-- Start --

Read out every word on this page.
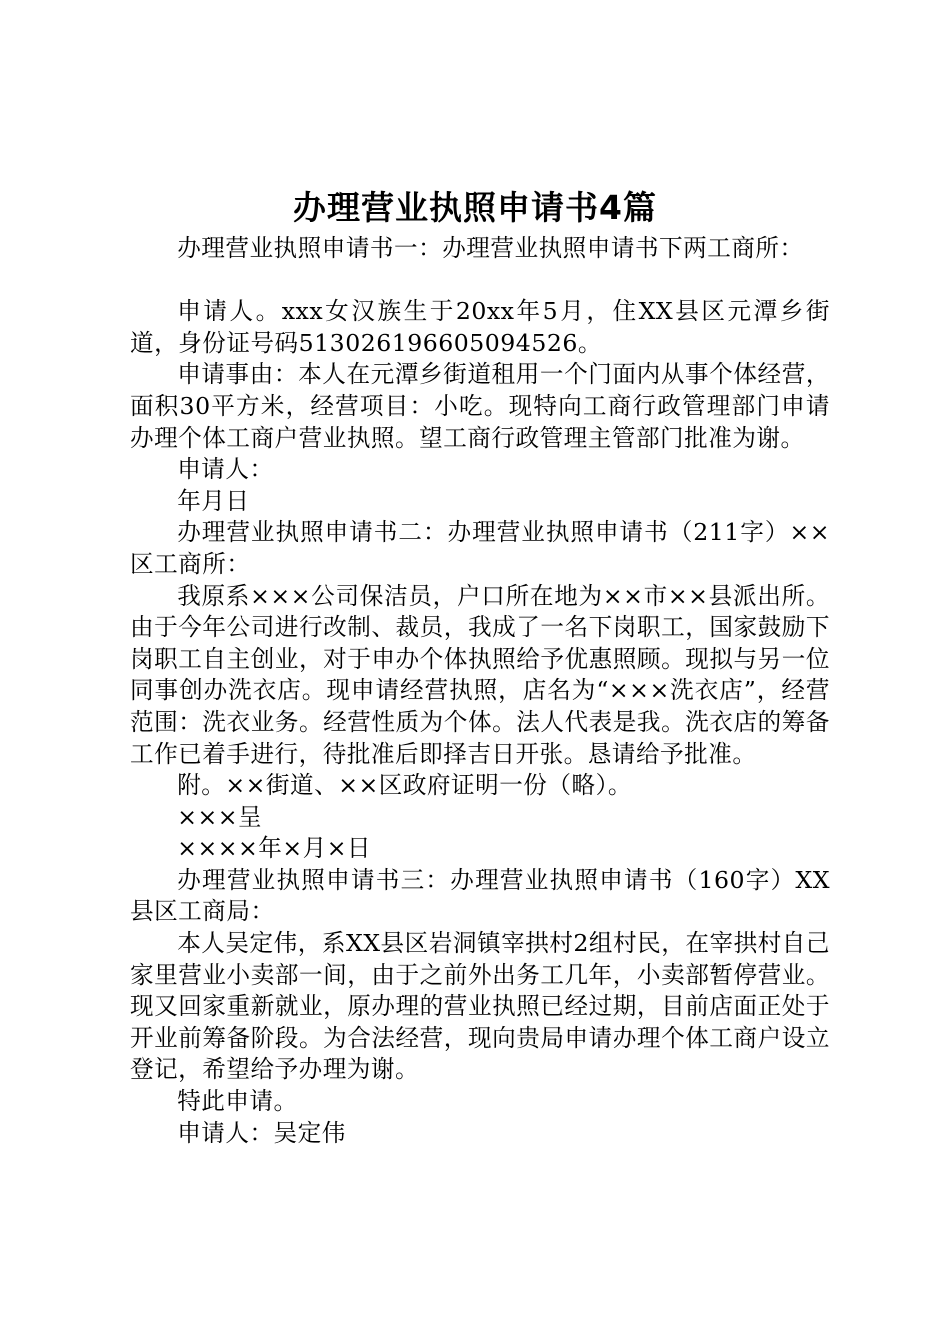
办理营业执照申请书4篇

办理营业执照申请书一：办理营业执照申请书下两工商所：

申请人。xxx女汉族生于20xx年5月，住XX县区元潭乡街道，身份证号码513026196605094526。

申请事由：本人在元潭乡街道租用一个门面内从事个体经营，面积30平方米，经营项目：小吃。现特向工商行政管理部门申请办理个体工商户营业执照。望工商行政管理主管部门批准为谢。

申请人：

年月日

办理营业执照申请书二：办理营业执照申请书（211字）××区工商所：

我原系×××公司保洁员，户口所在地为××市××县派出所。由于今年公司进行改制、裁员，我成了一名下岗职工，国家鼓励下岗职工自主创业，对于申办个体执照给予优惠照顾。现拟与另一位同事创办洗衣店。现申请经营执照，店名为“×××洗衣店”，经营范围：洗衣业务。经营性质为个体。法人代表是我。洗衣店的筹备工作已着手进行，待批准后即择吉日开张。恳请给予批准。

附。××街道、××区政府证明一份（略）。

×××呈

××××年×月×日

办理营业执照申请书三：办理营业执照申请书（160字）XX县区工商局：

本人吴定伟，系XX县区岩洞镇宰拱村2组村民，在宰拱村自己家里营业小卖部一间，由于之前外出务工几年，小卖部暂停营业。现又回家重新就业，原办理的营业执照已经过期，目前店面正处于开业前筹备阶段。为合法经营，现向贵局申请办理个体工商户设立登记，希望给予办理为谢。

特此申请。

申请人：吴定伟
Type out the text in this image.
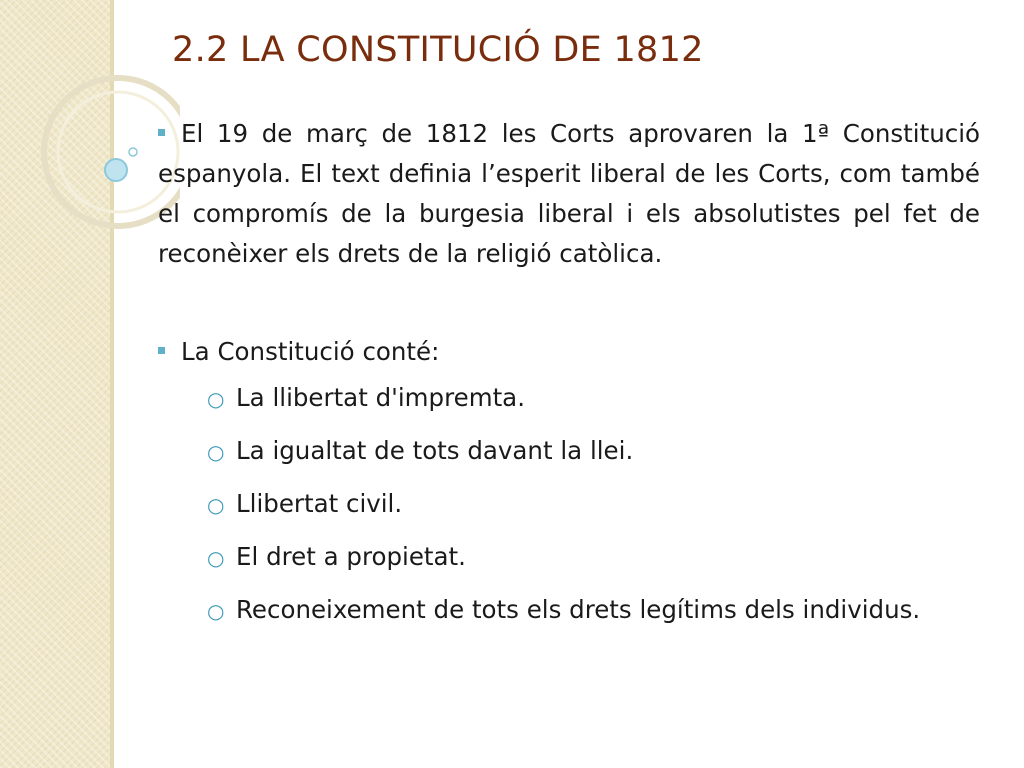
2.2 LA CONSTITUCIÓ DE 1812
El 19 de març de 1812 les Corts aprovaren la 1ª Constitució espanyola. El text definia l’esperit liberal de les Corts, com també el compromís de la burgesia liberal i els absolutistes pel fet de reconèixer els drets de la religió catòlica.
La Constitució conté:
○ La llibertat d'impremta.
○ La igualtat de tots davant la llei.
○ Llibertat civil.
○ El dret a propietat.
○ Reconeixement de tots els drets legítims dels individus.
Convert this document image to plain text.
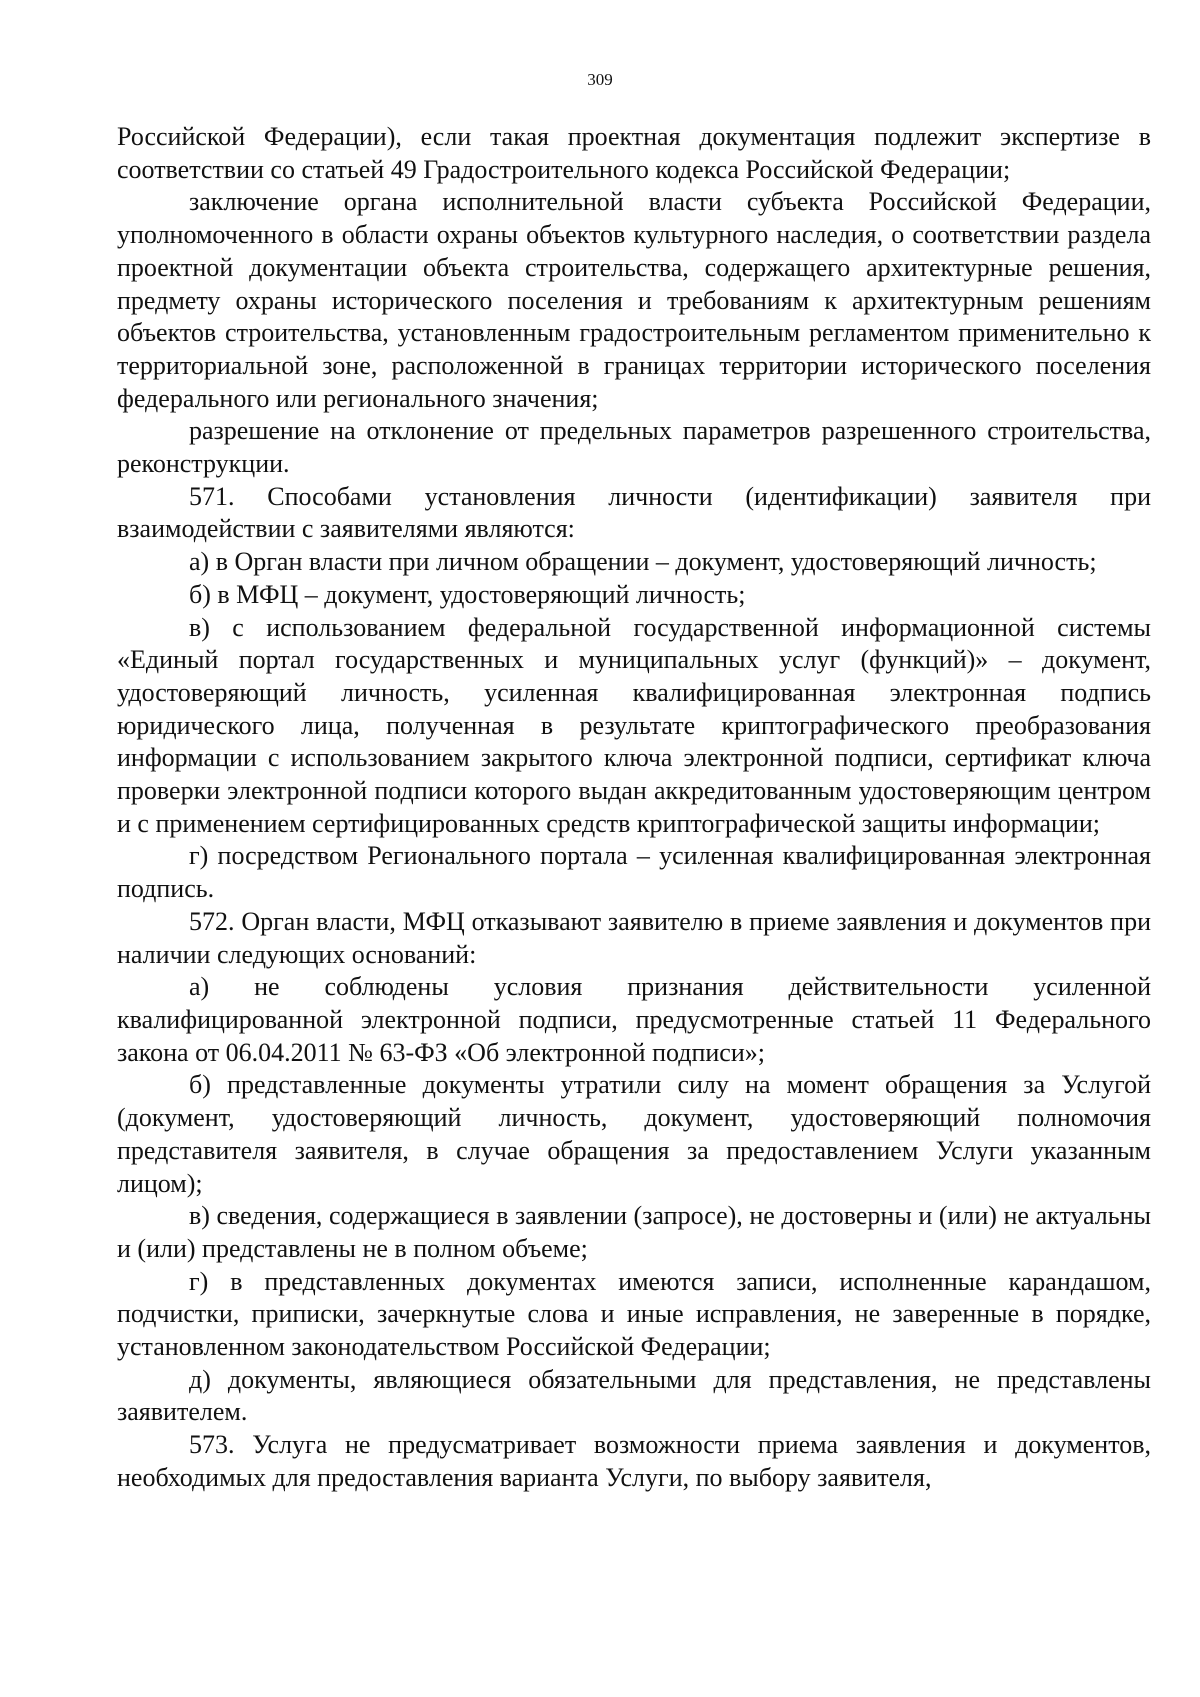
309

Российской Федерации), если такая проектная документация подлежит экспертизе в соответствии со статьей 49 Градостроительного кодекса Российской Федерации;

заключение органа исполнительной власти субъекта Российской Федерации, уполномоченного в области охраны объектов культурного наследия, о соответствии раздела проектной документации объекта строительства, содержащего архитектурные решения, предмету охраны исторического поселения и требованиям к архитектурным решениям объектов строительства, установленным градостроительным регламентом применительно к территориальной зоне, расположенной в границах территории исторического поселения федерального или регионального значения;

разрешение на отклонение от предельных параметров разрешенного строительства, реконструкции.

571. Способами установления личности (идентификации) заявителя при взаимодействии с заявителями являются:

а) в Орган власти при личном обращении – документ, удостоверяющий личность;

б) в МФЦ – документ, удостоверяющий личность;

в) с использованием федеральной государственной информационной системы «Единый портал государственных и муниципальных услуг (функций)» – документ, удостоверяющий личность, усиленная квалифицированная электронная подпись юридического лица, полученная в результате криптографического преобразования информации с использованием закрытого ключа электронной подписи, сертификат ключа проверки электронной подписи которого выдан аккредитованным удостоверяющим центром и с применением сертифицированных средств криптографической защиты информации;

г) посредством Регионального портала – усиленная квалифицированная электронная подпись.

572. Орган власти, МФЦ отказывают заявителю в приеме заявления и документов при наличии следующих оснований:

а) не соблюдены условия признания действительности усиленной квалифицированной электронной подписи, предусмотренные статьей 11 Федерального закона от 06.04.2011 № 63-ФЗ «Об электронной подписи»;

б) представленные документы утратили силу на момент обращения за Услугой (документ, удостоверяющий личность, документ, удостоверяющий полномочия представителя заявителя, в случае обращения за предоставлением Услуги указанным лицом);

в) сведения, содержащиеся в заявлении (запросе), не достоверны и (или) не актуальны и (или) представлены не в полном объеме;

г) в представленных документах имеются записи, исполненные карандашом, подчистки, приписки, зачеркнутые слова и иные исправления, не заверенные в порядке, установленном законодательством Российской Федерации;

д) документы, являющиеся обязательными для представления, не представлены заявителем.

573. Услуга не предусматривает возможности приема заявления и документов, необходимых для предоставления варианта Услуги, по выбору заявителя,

-- End --

Required work:
Gather from the records above every line containing the string "tots".

Correct answer:
○ La igualtat de tots davant la llei.
○ Reconeixement de tots els drets legítims dels individus.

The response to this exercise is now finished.